Tarefas a cumprir:
1. No texto sobre Lenin e a Revolução, qual direção era repelida para a direita pela marcha dos acontecimentos?
2. As afirmações abaixo concordam com o texto sobre Lenin e a Revolução? Responda sim ou não a cada uma e cite as palavras decisivas do texto.
(a) Lenin foi o demiurgo do processo revolucionário.
(b) Uma luta interna no Partido Bolchevique era inevitável.
(c) O Partido, mesmo sem Lenin, certamente teria achado o caminho.

Texto de leitura:
○ ○ ○
Resta saber, e a questão não é de pouca monta, se bem que seja mais fácil formulá-la do que responder a ela: Como se teria desenrolado a evolução revolucionária se Lenin não tivesse podido chegar à Rússia em abril de 1917? Se nossa exposição mostra e demonstra, em geral, alguma cousa, esperamos que seja não ter sido Lenin o demiurgo do processus revolucionário; mas que ele apenas se inseriu na cadeia das forças históricas objetivas. Nesta cadeia, porém, ele foi um elo importante. A ditadura do proletariado decorria da situação em seu conjunto. Mas ainda faltava erigi-la. Não era possível instaurá-la sem um partido. Ora, o Partido não podia desempenhar sua missão senão depois de tê-la compreendido. Para tanto, justamente, Lenin era indispensável.

Até o momento de sua chegada, nenhum dos líderes bolcheviques fora capaz de firmar o diagnóstico da Revolução. A direção Kamenev-Stalin era repelida, pela marcha dos acontecimentos, para a direita, em direção aos social-patriotas: entre Lenin e o menchevismo, a Revolução não dava lugar a posições intermediárias. Uma luta interna no Partido Bolchevique era absolutamente inevitável. A chegada de Lenin apenas acelerou o processus. Sua influência pessoal abreviou a crise. Poder-se-á, entretanto, afirmar, com segurança, que o Partido, mesmo sem ele teria achado o caminho? Não ousaríamos afirmar isso em hipótese alguma.
○ ○ ○
[Registros de dados]

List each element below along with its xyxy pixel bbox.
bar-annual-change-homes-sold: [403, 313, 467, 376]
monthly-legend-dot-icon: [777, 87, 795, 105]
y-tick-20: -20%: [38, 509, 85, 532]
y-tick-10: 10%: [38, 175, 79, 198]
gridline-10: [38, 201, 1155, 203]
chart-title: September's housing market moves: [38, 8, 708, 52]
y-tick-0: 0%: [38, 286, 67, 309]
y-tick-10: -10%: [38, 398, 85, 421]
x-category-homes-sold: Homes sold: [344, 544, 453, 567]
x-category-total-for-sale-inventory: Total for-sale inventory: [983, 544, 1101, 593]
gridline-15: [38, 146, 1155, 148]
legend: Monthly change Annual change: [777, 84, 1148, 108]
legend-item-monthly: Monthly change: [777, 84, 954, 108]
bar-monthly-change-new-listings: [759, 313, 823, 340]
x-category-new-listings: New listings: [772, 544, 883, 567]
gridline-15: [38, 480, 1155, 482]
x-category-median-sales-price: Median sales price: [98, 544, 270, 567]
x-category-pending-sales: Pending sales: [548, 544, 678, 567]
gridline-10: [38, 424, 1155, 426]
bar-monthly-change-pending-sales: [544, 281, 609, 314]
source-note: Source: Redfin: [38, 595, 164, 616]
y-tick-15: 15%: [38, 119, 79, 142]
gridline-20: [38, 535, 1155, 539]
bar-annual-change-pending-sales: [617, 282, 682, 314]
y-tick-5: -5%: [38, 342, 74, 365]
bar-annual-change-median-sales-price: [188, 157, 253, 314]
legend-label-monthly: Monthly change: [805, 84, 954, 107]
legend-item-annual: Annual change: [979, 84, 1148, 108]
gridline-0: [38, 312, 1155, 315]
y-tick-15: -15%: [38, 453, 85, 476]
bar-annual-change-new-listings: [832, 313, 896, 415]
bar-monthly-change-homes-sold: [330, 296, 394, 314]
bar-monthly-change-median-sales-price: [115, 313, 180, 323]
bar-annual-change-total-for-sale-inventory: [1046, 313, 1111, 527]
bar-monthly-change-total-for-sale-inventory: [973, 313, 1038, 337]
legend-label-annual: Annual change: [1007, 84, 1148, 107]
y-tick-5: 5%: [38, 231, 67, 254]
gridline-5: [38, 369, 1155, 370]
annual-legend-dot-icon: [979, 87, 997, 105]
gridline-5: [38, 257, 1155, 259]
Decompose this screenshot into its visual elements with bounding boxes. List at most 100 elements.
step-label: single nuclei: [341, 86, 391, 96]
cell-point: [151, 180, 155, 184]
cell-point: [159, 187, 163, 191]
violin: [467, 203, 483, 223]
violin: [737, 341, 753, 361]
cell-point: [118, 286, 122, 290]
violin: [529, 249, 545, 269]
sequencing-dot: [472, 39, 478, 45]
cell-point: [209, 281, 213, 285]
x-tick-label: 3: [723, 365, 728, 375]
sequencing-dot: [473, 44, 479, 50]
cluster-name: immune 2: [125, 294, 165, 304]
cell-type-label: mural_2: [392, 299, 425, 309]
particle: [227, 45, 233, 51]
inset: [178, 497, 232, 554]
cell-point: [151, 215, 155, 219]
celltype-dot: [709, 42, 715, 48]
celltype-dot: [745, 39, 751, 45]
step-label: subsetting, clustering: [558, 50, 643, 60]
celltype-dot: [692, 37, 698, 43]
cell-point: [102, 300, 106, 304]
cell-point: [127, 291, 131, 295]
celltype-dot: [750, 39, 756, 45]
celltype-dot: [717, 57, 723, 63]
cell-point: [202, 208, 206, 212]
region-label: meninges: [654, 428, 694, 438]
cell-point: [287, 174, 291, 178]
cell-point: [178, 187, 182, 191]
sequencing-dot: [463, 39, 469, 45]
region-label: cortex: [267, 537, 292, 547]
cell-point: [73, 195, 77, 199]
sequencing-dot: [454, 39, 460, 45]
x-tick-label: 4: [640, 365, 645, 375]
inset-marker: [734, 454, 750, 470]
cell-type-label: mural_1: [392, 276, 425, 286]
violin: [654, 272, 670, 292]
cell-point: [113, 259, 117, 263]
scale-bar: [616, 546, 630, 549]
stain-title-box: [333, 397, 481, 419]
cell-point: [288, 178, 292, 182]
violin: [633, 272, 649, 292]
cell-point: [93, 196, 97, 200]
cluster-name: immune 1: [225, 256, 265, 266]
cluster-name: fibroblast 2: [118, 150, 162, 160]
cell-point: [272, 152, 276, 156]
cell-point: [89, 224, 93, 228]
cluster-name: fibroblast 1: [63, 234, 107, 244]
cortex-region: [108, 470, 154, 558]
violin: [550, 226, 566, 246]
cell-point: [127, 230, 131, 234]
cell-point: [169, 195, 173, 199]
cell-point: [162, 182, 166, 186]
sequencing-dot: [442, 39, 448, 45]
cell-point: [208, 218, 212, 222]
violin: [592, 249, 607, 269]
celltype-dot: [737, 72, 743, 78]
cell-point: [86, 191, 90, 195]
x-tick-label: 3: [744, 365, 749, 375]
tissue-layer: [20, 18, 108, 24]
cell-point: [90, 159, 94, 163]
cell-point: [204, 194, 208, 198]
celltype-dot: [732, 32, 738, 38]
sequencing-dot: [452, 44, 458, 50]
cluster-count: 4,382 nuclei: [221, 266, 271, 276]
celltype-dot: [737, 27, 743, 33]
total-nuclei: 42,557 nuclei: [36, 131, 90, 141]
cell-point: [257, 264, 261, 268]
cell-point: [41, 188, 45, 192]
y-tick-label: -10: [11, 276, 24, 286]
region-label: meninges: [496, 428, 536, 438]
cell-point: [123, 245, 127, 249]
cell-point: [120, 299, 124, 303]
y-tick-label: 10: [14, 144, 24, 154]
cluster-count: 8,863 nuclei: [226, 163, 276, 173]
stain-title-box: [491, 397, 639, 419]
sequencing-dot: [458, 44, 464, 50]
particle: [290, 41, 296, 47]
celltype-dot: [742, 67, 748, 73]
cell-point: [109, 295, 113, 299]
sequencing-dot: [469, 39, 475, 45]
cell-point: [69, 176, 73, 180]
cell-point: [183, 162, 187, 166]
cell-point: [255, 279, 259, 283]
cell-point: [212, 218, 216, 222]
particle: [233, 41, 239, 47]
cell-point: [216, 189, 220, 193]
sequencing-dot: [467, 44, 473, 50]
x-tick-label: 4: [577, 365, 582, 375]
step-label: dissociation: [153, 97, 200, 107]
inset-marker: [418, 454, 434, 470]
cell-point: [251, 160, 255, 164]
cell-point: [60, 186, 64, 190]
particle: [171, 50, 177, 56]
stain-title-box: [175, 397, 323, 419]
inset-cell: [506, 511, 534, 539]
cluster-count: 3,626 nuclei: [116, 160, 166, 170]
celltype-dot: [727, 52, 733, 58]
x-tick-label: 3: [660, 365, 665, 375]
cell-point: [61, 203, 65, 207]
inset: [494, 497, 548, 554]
○ ○ ○
Respostas das tarefas:
1. A direção Kamenev-Stalin.

2.
(a) Não: "não ter sido Lenin o demiurgo do processus revolucionário".
(b) Sim: "Uma luta interna no Partido Bolchevique era absolutamente inevitável."
(c) Não: "Não ousaríamos afirmar isso em hipótese alguma."